+++ DOCUMENT EXTRACT

44. Re:Little Intel has growed up by Anonymous Coward · 2011-11-16 10:35 · Score: 0
  
  AMD has 3 core processors
  Technically, AMD has 4 core processors that have had a core disabled for various reasons.
45. Re:Little Intel has growed up by David+Greene · 2011-11-16 10:38 · Score: 1
  
  Since when?
  Since the point we reached the ability to handle the power and heat dissipation requirements economically. Engineering is about tradeoffs. Until we get better materials, multicore is more cost-effective than push the clock beyond the reasonable cost envelope.
  
  --
46. Re:Little Intel has growed up by Sebastopol · 2011-11-16 10:42 · Score: 1
  
  except for that pesky 8-bit alpha channel, which clearly isn't used.

++++++
+++ RECORDS SUPPLIED

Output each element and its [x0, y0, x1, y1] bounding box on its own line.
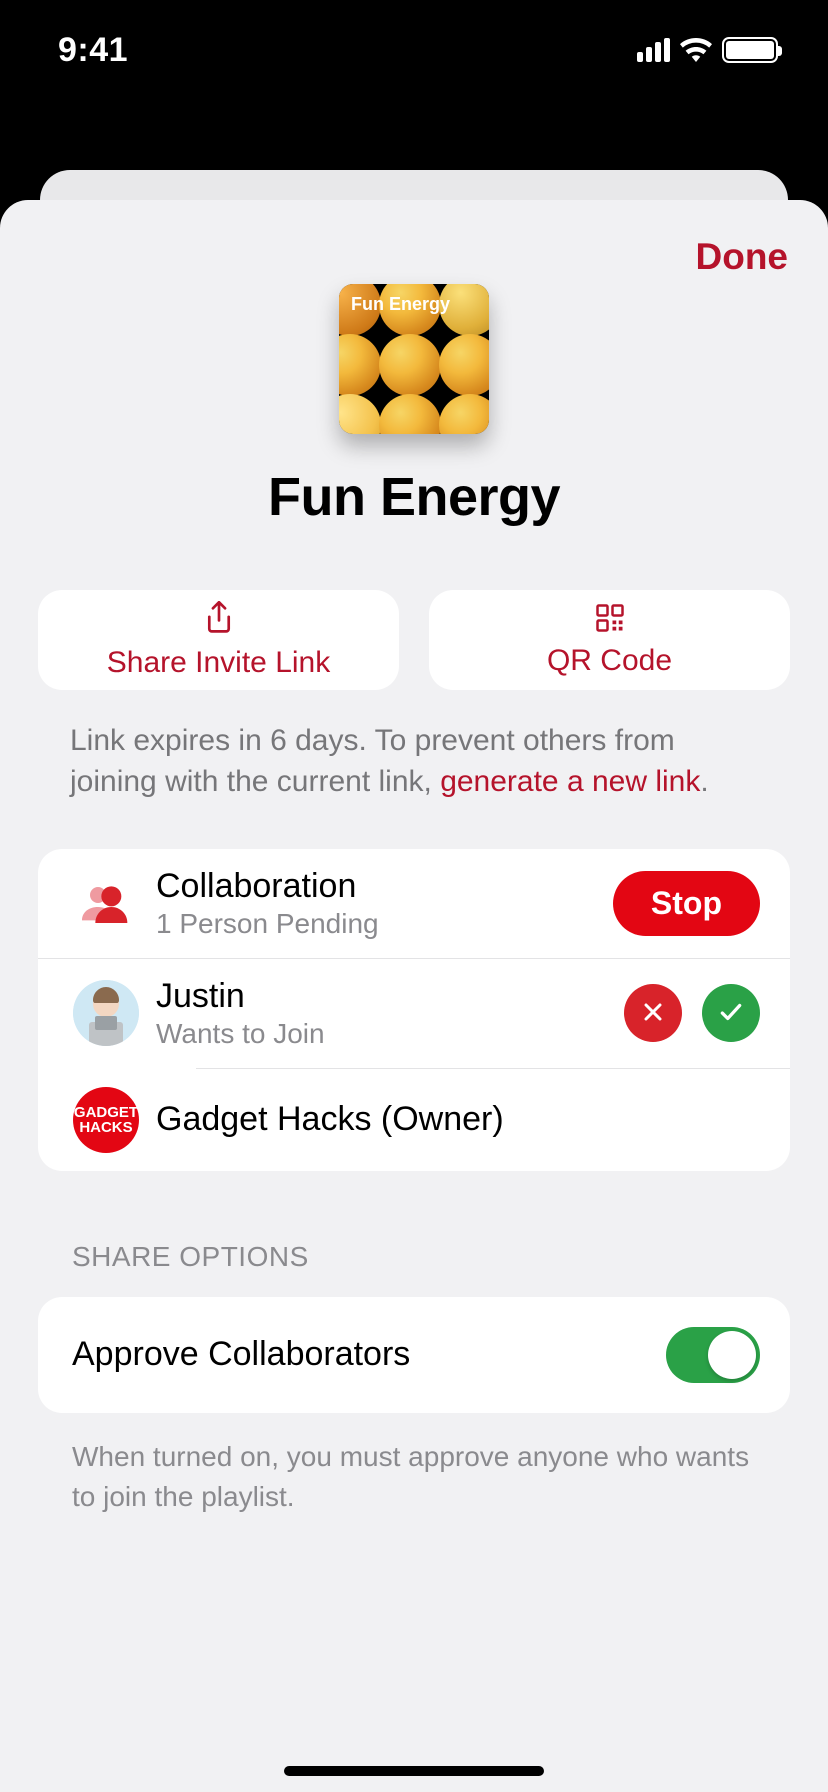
- check-icon: [718, 999, 744, 1028]
- approve-collaborators-toggle[interactable]: [666, 1327, 760, 1383]
- cover-label: Fun Energy: [351, 294, 450, 315]
- playlist-title: Fun Energy: [268, 466, 560, 528]
- reject-button[interactable]: [624, 984, 682, 1042]
- people-icon: [62, 883, 150, 923]
- playlist-cover: Fun Energy: [339, 284, 489, 434]
- generate-new-link[interactable]: generate a new link: [440, 765, 700, 798]
- collaboration-card: Collaboration 1 Person Pending Stop Just…: [38, 849, 790, 1171]
- qr-code-icon: [595, 603, 625, 636]
- share-invite-label: Share Invite Link: [107, 646, 330, 680]
- qr-code-button[interactable]: QR Code: [429, 590, 790, 690]
- cellular-icon: [637, 38, 670, 62]
- link-expiry-text: Link expires in 6 days. To prevent other…: [0, 690, 828, 803]
- approve-collaborators-note: When turned on, you must approve anyone …: [0, 1413, 828, 1517]
- pending-collaborator-row: Justin Wants to Join: [38, 959, 790, 1068]
- home-indicator[interactable]: [284, 1766, 544, 1776]
- approve-collaborators-row: Approve Collaborators: [38, 1297, 790, 1413]
- status-indicators: [637, 37, 778, 63]
- status-time: 9:41: [58, 31, 128, 70]
- share-options-header: SHARE OPTIONS: [0, 1171, 828, 1287]
- collaboration-header-row: Collaboration 1 Person Pending Stop: [38, 849, 790, 958]
- approve-button[interactable]: [702, 984, 760, 1042]
- owner-row: GADGET HACKS Gadget Hacks (Owner): [38, 1069, 790, 1171]
- battery-icon: [722, 37, 778, 63]
- stop-collaboration-button[interactable]: Stop: [613, 871, 760, 936]
- share-icon: [204, 601, 234, 638]
- pending-status: Wants to Join: [156, 1018, 604, 1050]
- modal-sheet: Done Fun Energy Fun Energy Share Invite …: [0, 200, 828, 1792]
- avatar: [73, 980, 139, 1046]
- wifi-icon: [680, 38, 712, 62]
- share-invite-link-button[interactable]: Share Invite Link: [38, 590, 399, 690]
- pending-name: Justin: [156, 977, 604, 1016]
- owner-avatar: GADGET HACKS: [73, 1087, 139, 1153]
- done-button[interactable]: Done: [696, 236, 789, 278]
- close-icon: [641, 1000, 665, 1027]
- collaboration-subtitle: 1 Person Pending: [156, 908, 613, 940]
- owner-name: Gadget Hacks (Owner): [156, 1100, 760, 1139]
- approve-collaborators-label: Approve Collaborators: [72, 1335, 410, 1374]
- status-bar: 9:41: [0, 0, 828, 100]
- qr-code-label: QR Code: [547, 644, 672, 678]
- collaboration-title: Collaboration: [156, 867, 613, 906]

++++++

TASK BRIEF.
Duplicate the stretch of the forum thread from "44. Re:Little Intel" through "for various reasons.", word for word. The entries are separate material and don't belong to the forum thread.

THE RESPONSE.
44. Re:Little Intel has growed up by Anonymous Coward · 2011-11-16 10:35 · Score: 0
  
  AMD has 3 core processors
  Technically, AMD has 4 core processors that have had a core disabled for various reasons.